(MATERIAL TO PROCESS):

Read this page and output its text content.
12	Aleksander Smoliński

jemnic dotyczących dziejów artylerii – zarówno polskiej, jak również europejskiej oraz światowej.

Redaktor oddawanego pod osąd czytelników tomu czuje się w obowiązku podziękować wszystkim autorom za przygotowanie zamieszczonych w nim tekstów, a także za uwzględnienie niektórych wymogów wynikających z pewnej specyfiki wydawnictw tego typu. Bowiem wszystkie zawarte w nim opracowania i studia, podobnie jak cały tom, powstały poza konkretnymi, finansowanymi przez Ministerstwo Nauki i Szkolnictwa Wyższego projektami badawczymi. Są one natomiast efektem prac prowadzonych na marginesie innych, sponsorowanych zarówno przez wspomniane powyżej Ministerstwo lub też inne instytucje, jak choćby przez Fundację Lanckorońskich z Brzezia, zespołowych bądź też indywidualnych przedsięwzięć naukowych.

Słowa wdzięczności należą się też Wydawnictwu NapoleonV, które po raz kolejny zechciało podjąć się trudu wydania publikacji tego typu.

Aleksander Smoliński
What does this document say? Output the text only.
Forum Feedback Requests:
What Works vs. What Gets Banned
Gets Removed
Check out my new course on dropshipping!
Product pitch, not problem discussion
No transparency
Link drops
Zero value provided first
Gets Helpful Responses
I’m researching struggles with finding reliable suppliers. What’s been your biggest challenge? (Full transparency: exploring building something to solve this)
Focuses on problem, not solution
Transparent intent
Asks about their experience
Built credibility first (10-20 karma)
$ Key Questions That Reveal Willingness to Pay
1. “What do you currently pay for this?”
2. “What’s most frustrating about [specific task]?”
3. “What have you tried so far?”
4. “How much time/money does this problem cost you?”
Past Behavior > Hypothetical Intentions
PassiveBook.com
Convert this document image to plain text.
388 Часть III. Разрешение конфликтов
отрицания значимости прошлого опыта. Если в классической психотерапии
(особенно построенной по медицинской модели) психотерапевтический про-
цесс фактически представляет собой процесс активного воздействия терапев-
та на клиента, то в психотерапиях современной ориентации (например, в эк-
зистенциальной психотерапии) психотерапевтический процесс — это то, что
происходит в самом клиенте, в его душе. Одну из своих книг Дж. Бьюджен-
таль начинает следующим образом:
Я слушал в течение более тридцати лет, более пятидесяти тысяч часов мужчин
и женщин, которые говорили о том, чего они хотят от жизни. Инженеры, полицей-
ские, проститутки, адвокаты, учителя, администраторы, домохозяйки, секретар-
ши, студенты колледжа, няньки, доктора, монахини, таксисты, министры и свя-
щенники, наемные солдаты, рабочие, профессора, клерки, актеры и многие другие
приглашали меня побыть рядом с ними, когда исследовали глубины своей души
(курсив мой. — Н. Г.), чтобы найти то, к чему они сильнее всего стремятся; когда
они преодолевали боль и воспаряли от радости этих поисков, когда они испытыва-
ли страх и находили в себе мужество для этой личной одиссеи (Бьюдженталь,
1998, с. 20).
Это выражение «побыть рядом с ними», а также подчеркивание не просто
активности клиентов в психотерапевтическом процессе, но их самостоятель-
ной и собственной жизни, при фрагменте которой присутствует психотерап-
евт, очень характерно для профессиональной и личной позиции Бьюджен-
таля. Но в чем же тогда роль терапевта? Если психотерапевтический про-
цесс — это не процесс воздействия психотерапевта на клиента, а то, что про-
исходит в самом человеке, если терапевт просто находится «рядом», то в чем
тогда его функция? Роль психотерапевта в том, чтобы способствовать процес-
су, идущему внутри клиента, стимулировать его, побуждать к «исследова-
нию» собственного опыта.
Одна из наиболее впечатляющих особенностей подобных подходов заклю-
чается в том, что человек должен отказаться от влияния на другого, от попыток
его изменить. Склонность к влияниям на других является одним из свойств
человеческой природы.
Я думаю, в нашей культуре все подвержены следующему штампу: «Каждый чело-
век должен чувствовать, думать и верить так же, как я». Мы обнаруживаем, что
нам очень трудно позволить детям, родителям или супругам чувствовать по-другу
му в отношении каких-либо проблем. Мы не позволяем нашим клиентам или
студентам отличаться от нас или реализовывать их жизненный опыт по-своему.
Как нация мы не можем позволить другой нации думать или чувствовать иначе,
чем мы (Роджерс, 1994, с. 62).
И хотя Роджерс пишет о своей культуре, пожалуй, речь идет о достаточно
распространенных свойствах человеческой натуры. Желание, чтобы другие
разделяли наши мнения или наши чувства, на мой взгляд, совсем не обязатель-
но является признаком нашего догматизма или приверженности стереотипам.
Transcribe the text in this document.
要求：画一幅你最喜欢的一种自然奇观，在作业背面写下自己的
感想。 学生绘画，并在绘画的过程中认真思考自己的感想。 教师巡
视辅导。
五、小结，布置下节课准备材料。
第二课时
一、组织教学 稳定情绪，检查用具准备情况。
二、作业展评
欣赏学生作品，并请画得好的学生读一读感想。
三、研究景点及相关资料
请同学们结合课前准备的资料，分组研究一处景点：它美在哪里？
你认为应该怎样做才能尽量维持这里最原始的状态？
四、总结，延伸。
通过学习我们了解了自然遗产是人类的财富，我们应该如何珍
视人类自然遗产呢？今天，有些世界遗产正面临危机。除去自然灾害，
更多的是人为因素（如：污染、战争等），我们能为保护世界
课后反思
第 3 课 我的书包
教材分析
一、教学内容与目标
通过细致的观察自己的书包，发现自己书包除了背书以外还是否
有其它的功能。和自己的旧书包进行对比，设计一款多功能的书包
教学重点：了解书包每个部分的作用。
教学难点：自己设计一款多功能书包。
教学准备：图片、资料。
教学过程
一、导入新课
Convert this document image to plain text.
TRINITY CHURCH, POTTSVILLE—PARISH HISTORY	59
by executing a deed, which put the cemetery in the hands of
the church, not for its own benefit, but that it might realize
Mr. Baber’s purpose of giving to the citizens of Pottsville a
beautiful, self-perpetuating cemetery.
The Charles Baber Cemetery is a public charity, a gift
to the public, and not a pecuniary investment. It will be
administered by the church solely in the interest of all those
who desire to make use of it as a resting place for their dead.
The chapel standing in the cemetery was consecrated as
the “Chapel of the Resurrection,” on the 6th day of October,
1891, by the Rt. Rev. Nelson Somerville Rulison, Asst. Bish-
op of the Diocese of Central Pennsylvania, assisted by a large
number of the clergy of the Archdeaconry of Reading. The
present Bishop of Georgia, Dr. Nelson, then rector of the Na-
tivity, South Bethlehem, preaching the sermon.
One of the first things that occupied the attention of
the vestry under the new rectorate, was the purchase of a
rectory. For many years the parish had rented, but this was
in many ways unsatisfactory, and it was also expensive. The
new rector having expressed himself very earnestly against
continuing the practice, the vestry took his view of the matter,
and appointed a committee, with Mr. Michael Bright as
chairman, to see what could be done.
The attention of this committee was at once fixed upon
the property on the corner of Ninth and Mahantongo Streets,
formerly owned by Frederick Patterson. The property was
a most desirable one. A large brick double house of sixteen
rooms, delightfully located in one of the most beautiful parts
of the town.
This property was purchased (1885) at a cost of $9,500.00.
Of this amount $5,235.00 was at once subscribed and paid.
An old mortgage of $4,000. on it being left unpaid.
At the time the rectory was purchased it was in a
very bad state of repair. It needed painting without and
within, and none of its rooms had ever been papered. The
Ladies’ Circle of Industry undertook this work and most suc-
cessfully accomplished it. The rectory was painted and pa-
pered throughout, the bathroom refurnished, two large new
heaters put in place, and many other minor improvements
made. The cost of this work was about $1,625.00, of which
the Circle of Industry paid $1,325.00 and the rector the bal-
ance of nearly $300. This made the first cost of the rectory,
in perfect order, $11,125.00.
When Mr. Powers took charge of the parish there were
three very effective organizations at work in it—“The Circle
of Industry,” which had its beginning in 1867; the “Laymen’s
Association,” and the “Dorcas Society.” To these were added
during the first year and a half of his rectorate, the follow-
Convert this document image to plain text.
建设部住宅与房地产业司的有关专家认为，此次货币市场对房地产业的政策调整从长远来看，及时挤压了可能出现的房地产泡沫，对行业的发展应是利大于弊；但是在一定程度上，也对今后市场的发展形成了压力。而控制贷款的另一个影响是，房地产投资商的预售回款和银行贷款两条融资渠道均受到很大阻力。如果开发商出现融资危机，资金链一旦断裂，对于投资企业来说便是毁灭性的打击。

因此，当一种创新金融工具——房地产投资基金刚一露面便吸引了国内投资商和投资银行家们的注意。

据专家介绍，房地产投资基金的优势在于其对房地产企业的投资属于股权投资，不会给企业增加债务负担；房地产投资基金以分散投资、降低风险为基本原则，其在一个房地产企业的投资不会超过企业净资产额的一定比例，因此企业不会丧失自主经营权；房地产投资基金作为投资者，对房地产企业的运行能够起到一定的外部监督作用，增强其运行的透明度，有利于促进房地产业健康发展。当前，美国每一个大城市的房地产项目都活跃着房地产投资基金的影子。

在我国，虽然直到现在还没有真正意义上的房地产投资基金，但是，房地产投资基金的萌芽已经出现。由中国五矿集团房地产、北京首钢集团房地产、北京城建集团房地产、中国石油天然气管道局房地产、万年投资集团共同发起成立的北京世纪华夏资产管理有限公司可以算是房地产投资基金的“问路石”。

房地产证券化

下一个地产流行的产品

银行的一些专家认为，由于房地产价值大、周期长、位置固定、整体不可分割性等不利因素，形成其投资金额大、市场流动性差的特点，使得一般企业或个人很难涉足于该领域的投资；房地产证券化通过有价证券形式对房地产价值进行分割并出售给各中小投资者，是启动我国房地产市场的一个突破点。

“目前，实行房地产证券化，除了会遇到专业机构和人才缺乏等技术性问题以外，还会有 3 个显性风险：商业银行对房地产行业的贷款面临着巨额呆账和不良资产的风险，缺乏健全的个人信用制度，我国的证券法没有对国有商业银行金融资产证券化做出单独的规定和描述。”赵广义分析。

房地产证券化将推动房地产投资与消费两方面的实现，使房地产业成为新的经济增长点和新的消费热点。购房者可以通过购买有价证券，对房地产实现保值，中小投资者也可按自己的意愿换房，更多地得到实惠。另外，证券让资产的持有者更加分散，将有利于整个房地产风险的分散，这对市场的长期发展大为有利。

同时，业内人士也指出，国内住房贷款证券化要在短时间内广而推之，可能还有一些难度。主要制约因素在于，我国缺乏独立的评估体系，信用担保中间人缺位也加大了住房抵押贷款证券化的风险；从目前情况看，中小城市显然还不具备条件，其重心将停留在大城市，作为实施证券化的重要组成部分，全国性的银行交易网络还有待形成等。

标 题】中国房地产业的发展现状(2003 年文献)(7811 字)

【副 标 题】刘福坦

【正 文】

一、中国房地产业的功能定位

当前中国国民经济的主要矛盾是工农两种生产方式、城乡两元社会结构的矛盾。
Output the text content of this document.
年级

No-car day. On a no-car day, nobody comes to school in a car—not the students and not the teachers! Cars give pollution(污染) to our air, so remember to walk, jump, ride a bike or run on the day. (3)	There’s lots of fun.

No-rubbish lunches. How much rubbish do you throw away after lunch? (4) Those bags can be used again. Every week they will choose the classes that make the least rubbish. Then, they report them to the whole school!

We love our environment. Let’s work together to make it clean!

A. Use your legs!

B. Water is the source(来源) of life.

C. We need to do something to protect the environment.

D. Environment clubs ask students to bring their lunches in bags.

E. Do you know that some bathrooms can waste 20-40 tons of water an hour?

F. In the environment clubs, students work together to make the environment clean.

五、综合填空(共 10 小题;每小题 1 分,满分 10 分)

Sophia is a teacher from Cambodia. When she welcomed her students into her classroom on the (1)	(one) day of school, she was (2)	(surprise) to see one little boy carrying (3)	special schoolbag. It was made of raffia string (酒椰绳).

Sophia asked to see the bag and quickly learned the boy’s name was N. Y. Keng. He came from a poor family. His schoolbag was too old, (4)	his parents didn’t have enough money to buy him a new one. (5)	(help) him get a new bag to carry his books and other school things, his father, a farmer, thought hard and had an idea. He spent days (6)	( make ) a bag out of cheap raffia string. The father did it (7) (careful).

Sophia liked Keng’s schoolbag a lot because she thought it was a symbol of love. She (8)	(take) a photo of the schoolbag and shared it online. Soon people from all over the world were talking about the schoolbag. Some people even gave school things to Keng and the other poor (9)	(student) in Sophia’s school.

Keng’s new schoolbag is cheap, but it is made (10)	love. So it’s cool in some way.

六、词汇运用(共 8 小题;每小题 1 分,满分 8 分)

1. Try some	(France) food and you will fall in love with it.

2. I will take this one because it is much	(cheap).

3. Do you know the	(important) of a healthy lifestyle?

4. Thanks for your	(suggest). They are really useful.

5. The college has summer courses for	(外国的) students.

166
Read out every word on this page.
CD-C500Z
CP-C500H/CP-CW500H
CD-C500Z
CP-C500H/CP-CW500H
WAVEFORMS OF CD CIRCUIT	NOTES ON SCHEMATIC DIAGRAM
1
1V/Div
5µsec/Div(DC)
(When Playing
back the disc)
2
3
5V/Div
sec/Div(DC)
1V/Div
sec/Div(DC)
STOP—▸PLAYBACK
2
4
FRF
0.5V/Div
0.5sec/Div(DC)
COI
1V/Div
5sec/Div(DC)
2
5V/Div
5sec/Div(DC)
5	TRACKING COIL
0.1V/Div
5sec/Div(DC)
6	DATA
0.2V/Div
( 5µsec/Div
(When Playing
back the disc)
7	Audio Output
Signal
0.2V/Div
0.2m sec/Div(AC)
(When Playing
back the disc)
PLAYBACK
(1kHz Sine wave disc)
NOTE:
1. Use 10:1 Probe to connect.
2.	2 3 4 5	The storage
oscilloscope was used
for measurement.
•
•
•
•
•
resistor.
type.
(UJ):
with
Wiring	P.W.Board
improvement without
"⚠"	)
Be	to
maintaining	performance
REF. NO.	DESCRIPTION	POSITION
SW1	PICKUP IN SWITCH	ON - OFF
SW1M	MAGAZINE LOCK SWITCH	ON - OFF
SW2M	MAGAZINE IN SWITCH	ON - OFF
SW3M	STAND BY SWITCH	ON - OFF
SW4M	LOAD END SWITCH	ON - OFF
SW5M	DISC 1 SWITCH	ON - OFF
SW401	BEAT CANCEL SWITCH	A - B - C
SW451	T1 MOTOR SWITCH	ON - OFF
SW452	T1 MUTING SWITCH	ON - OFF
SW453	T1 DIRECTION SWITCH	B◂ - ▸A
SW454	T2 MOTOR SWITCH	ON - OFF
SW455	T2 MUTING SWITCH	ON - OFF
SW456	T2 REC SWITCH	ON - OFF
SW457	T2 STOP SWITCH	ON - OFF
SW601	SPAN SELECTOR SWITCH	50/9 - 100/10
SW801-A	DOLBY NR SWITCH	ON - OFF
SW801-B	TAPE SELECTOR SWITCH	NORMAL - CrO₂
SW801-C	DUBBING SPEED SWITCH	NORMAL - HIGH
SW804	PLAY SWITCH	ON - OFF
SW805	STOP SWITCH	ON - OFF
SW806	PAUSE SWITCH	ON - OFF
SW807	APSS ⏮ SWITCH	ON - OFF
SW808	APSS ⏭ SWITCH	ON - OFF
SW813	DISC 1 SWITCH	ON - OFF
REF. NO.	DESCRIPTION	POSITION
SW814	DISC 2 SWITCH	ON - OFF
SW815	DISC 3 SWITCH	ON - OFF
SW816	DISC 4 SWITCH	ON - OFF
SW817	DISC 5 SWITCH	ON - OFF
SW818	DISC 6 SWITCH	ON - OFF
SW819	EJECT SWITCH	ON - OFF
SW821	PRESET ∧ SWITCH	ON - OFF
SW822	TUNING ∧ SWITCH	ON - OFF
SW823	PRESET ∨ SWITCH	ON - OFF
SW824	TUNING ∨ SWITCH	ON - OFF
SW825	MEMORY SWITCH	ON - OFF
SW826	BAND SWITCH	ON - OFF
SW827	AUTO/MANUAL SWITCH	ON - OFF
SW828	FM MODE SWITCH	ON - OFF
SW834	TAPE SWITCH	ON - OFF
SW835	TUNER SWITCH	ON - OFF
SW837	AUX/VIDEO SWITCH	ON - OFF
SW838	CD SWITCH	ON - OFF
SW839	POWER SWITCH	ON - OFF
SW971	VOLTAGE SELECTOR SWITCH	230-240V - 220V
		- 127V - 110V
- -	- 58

(GIVEN TASK): Search the records for the word "their". Copy every line that has it.

(REPLY):
Asks about their experience
who desire to make use of it as a resting place for their dead.
D. Environment clubs ask students to bring their lunches in bags.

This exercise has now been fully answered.